Prompt:
Copy each line below in which the word "xlabel" occurs.

::: Data to process

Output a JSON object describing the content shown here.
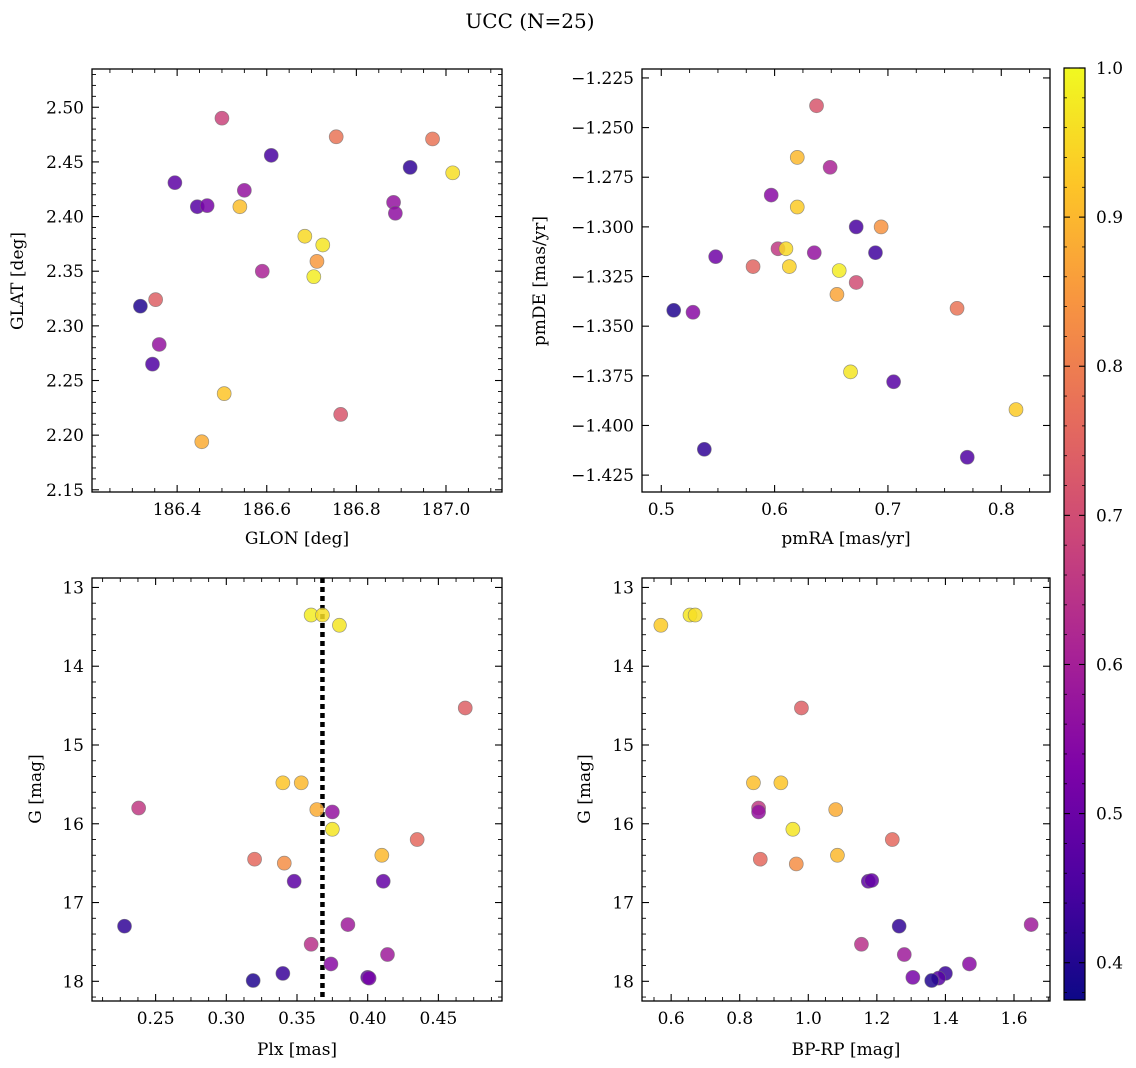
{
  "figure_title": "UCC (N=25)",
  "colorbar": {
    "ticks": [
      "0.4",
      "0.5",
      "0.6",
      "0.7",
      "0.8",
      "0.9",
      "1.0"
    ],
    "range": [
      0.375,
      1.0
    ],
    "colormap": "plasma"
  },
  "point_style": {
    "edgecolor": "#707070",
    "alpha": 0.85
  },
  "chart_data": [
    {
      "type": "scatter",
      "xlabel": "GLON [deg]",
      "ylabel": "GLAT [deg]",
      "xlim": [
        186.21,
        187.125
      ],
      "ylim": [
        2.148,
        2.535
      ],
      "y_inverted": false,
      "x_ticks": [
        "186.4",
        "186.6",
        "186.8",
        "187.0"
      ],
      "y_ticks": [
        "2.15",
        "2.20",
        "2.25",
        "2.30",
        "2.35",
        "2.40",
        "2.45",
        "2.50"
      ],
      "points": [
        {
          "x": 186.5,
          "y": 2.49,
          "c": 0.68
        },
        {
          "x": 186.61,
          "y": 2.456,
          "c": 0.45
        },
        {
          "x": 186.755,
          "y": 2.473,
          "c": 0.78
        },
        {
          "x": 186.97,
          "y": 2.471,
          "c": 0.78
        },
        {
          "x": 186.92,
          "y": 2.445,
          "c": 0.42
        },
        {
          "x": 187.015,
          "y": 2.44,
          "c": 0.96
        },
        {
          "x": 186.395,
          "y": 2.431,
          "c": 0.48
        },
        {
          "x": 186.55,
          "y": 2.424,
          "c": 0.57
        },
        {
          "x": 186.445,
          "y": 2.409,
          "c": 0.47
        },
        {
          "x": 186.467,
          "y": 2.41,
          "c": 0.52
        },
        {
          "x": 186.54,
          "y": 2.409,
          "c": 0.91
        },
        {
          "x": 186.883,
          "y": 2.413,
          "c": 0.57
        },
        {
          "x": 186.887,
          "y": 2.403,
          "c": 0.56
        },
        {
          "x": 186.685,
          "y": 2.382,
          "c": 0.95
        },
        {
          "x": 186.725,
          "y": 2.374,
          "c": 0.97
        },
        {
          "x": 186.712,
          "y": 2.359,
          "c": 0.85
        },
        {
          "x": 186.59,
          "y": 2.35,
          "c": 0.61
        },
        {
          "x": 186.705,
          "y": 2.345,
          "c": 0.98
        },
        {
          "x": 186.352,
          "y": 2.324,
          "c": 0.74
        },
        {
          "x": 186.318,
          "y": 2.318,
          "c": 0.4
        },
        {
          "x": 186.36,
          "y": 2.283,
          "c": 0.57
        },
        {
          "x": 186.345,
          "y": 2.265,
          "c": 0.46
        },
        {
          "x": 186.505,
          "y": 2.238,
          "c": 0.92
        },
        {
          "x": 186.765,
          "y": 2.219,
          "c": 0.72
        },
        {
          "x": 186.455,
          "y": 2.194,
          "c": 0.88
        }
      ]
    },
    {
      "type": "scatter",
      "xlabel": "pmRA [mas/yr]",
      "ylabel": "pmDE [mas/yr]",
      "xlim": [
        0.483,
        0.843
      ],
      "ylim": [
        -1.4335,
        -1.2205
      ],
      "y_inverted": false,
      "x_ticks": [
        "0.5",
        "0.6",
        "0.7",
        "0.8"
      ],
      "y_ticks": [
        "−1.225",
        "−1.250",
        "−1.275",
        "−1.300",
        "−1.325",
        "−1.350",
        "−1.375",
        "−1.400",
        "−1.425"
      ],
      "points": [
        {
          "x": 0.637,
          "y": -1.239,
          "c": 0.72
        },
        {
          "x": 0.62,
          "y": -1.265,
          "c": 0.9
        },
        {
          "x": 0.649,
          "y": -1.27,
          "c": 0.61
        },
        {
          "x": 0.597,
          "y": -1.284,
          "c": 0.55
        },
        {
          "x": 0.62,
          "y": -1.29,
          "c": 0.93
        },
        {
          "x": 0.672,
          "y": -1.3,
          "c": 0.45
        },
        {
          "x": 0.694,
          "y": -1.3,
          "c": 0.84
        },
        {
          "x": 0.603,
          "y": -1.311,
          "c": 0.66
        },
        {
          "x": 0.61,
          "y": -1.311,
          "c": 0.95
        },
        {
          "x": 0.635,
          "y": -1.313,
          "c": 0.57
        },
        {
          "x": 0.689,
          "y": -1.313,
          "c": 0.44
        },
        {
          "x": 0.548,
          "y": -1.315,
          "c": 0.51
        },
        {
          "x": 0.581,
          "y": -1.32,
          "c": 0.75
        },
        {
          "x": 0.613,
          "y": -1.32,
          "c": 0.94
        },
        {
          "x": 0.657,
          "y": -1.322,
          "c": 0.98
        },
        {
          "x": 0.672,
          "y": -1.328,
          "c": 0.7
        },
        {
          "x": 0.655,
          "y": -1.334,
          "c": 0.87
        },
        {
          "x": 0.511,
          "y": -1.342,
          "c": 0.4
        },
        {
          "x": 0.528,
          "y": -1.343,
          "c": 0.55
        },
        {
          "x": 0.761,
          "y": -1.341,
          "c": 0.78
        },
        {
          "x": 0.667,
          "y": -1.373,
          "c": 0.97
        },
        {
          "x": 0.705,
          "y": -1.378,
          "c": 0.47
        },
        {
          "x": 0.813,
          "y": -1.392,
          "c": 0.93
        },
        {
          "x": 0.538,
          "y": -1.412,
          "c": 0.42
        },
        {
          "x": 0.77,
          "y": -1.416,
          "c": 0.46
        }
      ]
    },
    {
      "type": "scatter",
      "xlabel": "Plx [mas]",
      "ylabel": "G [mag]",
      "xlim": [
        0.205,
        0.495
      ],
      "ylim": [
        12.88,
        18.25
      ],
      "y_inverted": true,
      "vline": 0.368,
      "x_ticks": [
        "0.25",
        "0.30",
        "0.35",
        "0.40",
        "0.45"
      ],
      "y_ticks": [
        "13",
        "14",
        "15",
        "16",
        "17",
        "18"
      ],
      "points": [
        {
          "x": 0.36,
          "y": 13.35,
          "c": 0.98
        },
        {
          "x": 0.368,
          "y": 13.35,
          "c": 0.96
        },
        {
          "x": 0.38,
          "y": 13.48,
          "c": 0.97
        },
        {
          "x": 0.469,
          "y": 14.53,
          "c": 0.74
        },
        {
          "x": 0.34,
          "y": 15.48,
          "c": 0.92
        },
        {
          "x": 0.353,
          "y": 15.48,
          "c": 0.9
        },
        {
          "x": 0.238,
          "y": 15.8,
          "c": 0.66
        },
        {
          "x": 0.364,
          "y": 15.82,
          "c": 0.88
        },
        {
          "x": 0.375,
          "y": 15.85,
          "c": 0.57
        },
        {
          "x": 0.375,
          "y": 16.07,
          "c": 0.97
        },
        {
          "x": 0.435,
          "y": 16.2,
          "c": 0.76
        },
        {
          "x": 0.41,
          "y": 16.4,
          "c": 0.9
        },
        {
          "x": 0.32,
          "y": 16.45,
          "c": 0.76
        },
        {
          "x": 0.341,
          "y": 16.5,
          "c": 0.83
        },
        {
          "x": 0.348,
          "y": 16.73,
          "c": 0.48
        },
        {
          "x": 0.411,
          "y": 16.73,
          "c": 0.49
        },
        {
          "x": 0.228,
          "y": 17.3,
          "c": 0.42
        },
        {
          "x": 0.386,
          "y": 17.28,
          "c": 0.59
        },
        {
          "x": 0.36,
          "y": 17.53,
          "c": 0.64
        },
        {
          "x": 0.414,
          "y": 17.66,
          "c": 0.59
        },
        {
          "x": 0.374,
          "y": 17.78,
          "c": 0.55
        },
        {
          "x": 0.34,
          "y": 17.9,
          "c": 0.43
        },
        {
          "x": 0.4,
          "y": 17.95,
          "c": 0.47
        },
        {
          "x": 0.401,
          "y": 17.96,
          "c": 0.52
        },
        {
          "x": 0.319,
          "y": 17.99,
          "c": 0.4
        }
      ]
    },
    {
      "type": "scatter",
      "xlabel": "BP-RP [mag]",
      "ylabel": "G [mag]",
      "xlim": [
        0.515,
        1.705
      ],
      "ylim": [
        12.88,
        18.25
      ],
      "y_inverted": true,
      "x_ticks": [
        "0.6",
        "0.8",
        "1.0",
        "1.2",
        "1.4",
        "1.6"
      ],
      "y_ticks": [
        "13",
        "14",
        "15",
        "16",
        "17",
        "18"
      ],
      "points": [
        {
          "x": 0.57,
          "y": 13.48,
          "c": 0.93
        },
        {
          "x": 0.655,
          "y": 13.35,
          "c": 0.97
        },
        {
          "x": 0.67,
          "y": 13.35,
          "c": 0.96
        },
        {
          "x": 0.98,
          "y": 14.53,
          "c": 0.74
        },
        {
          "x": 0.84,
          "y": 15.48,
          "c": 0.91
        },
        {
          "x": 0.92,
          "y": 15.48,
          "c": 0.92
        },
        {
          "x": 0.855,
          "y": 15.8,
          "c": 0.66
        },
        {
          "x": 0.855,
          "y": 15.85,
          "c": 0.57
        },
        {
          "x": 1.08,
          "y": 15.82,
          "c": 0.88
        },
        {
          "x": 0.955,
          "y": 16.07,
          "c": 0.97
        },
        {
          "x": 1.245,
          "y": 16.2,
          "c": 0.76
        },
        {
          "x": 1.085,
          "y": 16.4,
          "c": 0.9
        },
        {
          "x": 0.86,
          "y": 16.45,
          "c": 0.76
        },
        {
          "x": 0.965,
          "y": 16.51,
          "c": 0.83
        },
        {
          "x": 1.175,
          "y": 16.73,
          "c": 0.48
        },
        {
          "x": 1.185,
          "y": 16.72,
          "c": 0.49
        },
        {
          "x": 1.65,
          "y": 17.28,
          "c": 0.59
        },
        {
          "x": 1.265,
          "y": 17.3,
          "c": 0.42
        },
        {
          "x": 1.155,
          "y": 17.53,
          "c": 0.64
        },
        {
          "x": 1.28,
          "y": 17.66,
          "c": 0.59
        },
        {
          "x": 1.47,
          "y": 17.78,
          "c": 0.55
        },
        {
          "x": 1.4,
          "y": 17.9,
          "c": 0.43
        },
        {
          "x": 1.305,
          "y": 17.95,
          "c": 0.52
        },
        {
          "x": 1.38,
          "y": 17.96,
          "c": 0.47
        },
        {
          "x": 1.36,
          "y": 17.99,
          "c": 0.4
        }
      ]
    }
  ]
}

::::::

Exercise result:
      "xlabel": "GLON [deg]",
      "xlabel": "pmRA [mas/yr]",
      "xlabel": "Plx [mas]",
      "xlabel": "BP-RP [mag]",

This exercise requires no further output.